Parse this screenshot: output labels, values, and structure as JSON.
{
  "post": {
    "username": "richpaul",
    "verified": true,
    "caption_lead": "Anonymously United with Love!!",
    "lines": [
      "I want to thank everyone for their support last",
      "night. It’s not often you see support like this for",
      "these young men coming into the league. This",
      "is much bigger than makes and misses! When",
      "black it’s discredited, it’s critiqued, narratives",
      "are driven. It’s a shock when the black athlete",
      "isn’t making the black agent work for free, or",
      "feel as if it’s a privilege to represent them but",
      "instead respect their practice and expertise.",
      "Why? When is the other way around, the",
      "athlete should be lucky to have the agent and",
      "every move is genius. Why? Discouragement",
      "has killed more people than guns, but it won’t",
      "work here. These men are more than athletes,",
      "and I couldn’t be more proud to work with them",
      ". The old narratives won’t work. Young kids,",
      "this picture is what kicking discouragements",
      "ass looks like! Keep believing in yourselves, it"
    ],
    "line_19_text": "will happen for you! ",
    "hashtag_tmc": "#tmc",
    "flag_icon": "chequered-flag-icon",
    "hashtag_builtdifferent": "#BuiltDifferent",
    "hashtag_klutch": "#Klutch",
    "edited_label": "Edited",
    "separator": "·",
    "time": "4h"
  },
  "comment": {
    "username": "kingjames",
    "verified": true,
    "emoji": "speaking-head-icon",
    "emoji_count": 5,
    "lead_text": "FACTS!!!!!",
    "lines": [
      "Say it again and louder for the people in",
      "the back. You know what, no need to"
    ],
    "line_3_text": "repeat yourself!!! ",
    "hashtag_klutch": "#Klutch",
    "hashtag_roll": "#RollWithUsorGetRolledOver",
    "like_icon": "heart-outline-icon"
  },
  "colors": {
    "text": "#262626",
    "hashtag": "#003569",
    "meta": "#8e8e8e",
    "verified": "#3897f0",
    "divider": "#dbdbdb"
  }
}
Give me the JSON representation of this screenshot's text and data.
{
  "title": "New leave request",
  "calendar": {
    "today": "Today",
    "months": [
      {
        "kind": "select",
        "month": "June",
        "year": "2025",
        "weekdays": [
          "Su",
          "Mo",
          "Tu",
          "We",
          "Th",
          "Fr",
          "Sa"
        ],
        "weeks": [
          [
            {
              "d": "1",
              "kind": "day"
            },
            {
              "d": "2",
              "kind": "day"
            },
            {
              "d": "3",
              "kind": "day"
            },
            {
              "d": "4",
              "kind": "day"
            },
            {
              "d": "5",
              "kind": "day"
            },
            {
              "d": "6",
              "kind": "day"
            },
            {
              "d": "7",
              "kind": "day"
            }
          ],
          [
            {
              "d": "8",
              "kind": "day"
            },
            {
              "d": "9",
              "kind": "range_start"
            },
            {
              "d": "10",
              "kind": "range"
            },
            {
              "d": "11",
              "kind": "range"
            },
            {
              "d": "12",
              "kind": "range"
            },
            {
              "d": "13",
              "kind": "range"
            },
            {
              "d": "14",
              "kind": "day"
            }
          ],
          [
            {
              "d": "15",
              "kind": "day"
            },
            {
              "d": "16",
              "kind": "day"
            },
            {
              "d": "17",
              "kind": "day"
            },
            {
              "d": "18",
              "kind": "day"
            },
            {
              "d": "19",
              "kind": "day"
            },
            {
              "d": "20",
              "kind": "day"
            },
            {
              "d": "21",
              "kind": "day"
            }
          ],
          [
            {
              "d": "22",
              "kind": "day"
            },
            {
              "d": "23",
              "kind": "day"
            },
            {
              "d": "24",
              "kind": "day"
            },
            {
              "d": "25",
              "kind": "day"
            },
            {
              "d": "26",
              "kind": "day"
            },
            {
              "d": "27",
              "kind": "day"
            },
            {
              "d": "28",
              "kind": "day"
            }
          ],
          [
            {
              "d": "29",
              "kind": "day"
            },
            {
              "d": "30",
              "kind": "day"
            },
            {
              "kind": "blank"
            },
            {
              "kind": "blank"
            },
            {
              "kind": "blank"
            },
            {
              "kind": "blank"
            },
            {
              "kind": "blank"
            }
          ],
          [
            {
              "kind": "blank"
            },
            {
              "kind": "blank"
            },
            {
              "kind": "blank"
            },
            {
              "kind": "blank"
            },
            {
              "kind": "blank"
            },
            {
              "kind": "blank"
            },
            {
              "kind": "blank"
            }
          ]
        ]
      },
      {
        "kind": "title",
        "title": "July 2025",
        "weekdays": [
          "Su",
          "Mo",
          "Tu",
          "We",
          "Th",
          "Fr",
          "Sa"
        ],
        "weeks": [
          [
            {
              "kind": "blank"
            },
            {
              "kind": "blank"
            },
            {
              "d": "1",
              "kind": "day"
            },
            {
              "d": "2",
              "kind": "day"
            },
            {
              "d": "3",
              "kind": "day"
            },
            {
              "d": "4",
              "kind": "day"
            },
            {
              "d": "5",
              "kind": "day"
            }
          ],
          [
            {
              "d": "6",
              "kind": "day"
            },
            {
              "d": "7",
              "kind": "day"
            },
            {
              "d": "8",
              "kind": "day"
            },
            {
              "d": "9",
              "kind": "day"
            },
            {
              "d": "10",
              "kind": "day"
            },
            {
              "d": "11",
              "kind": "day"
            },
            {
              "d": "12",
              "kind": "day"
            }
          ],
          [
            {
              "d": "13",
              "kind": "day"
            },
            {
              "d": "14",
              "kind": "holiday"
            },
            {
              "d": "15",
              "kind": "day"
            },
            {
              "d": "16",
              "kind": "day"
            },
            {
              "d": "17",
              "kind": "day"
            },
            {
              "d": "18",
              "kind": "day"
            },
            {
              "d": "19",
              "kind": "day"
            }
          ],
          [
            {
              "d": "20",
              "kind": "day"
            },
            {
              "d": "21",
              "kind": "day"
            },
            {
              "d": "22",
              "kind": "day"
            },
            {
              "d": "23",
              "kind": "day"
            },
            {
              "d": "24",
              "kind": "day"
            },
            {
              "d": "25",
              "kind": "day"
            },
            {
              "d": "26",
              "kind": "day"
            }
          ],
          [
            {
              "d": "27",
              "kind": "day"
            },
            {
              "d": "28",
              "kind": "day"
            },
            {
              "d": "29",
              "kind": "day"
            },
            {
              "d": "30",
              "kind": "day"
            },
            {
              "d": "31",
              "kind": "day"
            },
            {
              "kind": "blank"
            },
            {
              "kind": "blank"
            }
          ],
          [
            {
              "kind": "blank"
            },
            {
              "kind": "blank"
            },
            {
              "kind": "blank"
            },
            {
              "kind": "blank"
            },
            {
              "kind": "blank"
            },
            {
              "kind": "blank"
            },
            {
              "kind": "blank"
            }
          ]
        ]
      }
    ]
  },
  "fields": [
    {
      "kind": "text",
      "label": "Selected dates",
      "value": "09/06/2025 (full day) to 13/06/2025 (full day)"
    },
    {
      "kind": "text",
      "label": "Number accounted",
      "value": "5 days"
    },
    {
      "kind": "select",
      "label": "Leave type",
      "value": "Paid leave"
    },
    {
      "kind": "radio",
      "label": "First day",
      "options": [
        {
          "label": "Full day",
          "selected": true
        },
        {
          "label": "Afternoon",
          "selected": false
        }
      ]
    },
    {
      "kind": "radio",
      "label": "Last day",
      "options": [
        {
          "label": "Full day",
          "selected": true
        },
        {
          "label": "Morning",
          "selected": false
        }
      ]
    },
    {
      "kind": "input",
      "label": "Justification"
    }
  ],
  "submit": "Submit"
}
---
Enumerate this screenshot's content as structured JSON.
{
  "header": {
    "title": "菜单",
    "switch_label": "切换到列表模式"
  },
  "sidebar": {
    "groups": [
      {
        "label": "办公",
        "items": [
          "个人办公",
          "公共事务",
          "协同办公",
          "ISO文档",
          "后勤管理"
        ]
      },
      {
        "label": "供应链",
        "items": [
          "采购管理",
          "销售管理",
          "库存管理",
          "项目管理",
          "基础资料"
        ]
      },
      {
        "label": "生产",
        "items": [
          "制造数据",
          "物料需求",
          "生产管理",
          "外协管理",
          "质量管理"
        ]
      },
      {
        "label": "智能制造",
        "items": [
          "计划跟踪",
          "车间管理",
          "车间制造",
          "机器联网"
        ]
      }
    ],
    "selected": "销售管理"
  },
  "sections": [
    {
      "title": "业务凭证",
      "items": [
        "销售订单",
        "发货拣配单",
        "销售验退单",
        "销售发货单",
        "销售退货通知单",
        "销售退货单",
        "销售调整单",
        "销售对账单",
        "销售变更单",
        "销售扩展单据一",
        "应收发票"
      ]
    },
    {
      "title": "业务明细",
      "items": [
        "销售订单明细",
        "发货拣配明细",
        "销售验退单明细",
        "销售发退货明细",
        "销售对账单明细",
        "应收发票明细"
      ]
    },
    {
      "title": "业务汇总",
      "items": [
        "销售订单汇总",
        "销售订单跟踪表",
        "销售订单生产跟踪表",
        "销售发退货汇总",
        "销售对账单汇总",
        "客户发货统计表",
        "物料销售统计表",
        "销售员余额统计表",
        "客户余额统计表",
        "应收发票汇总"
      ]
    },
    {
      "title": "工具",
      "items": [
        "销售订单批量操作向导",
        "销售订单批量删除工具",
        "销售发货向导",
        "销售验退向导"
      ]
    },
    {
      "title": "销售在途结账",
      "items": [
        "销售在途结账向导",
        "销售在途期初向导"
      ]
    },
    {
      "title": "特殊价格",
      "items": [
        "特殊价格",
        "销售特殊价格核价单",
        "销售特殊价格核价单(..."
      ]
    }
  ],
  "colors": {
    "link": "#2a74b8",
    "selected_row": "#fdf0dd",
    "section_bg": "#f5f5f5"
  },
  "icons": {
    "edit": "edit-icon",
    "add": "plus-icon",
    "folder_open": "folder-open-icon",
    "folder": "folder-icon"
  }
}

INSTRUCTIONS FOR THE TASK
What number of lines in the records contain the word "JSON"? Answer with that number alone.

COMPLETE RESPONSE
3